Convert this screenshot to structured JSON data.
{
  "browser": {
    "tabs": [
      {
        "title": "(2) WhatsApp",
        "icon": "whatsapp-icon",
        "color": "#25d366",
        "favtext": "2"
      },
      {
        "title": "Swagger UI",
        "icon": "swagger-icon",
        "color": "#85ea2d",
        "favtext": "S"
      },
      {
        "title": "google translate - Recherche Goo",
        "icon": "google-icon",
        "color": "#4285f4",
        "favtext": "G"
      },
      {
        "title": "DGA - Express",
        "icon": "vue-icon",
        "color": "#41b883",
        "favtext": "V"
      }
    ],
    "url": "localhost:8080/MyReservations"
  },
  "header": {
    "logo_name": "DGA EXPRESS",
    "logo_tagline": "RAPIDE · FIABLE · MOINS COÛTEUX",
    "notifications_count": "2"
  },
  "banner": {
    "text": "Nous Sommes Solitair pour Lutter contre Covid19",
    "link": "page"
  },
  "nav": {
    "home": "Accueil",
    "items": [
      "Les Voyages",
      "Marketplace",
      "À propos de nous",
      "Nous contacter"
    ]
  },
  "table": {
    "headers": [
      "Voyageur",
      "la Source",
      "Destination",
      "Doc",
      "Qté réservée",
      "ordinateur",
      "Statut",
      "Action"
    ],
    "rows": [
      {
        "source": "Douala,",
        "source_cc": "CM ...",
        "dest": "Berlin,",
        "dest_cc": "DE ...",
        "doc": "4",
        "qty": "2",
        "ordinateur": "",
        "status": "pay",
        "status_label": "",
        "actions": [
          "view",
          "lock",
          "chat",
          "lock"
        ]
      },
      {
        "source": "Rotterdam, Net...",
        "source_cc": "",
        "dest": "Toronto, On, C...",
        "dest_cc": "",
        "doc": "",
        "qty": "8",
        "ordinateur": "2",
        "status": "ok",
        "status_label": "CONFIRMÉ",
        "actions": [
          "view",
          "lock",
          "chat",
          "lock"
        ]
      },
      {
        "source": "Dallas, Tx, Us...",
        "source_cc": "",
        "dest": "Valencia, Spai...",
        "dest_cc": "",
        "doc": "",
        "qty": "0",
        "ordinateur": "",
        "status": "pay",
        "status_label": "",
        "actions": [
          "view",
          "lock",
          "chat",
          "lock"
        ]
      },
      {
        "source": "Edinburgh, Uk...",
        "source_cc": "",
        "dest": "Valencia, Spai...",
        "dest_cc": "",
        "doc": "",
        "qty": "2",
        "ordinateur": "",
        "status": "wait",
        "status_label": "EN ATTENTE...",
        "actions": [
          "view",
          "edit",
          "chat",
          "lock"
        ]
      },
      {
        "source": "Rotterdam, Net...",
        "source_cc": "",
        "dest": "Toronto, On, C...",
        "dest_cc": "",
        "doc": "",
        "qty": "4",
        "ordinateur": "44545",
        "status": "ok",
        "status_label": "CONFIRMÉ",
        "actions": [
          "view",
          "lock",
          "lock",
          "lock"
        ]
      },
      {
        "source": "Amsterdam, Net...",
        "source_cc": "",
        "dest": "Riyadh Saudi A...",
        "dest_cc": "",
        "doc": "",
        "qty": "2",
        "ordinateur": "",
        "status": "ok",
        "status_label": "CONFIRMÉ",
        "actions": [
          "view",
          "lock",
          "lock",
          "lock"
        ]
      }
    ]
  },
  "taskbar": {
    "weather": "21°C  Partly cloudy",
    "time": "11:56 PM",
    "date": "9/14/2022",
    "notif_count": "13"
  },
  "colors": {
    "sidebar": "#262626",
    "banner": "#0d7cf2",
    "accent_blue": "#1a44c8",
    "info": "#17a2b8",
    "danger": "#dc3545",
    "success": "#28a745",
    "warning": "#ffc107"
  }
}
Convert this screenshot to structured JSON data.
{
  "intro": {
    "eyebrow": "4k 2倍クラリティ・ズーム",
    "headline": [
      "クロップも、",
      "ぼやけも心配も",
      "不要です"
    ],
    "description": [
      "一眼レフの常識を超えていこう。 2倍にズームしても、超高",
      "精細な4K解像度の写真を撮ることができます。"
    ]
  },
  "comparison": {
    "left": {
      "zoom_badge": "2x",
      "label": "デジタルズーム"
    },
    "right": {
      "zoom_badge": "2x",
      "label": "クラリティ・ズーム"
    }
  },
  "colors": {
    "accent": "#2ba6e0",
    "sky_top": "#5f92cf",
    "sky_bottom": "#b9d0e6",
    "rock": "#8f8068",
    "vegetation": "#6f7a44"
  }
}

--- --- ---

• Exercise objective: Extract the complete listing verbatim.

• Exercise output:
Convert this screenshot to structured JSON data.
{
  "browser": {
    "tabs": [
      {
        "title": "(2) WhatsApp",
        "icon": "whatsapp-icon",
        "color": "#25d366",
        "favtext": "2"
      },
      {
        "title": "Swagger UI",
        "icon": "swagger-icon",
        "color": "#85ea2d",
        "favtext": "S"
      },
      {
        "title": "google translate - Recherche Goo",
        "icon": "google-icon",
        "color": "#4285f4",
        "favtext": "G"
      },
      {
        "title": "DGA - Express",
        "icon": "vue-icon",
        "color": "#41b883",
        "favtext": "V"
      }
    ],
    "url": "localhost:8080/MyReservations"
  },
  "header": {
    "logo_name": "DGA EXPRESS",
    "logo_tagline": "RAPIDE · FIABLE · MOINS COÛTEUX",
    "notifications_count": "2"
  },
  "banner": {
    "text": "Nous Sommes Solitair pour Lutter contre Covid19",
    "link": "page"
  },
  "nav": {
    "home": "Accueil",
    "items": [
      "Les Voyages",
      "Marketplace",
      "À propos de nous",
      "Nous contacter"
    ]
  },
  "table": {
    "headers": [
      "Voyageur",
      "la Source",
      "Destination",
      "Doc",
      "Qté réservée",
      "ordinateur",
      "Statut",
      "Action"
    ],
    "rows": [
      {
        "source": "Douala,",
        "source_cc": "CM ...",
        "dest": "Berlin,",
        "dest_cc": "DE ...",
        "doc": "4",
        "qty": "2",
        "ordinateur": "",
        "status": "pay",
        "status_label": "",
        "actions": [
          "view",
          "lock",
          "chat",
          "lock"
        ]
      },
      {
        "source": "Rotterdam, Net...",
        "source_cc": "",
        "dest": "Toronto, On, C...",
        "dest_cc": "",
        "doc": "",
        "qty": "8",
        "ordinateur": "2",
        "status": "ok",
        "status_label": "CONFIRMÉ",
        "actions": [
          "view",
          "lock",
          "chat",
          "lock"
        ]
      },
      {
        "source": "Dallas, Tx, Us...",
        "source_cc": "",
        "dest": "Valencia, Spai...",
        "dest_cc": "",
        "doc": "",
        "qty": "0",
        "ordinateur": "",
        "status": "pay",
        "status_label": "",
        "actions": [
          "view",
          "lock",
          "chat",
          "lock"
        ]
      },
      {
        "source": "Edinburgh, Uk...",
        "source_cc": "",
        "dest": "Valencia, Spai...",
        "dest_cc": "",
        "doc": "",
        "qty": "2",
        "ordinateur": "",
        "status": "wait",
        "status_label": "EN ATTENTE...",
        "actions": [
          "view",
          "edit",
          "chat",
          "lock"
        ]
      },
      {
        "source": "Rotterdam, Net...",
        "source_cc": "",
        "dest": "Toronto, On, C...",
        "dest_cc": "",
        "doc": "",
        "qty": "4",
        "ordinateur": "44545",
        "status": "ok",
        "status_label": "CONFIRMÉ",
        "actions": [
          "view",
          "lock",
          "lock",
          "lock"
        ]
      },
      {
        "source": "Amsterdam, Net...",
        "source_cc": "",
        "dest": "Riyadh Saudi A...",
        "dest_cc": "",
        "doc": "",
        "qty": "2",
        "ordinateur": "",
        "status": "ok",
        "status_label": "CONFIRMÉ",
        "actions": [
          "view",
          "lock",
          "lock",
          "lock"
        ]
      }
    ]
  },
  "taskbar": {
    "weather": "21°C  Partly cloudy",
    "time": "11:56 PM",
    "date": "9/14/2022",
    "notif_count": "13"
  },
  "colors": {
    "sidebar": "#262626",
    "banner": "#0d7cf2",
    "accent_blue": "#1a44c8",
    "info": "#17a2b8",
    "danger": "#dc3545",
    "success": "#28a745",
    "warning": "#ffc107"
  }
}
Convert this screenshot to structured JSON data.
{
  "intro": {
    "eyebrow": "4k 2倍クラリティ・ズーム",
    "headline": [
      "クロップも、",
      "ぼやけも心配も",
      "不要です"
    ],
    "description": [
      "一眼レフの常識を超えていこう。 2倍にズームしても、超高",
      "精細な4K解像度の写真を撮ることができます。"
    ]
  },
  "comparison": {
    "left": {
      "zoom_badge": "2x",
      "label": "デジタルズーム"
    },
    "right": {
      "zoom_badge": "2x",
      "label": "クラリティ・ズーム"
    }
  },
  "colors": {
    "accent": "#2ba6e0",
    "sky_top": "#5f92cf",
    "sky_bottom": "#b9d0e6",
    "rock": "#8f8068",
    "vegetation": "#6f7a44"
  }
}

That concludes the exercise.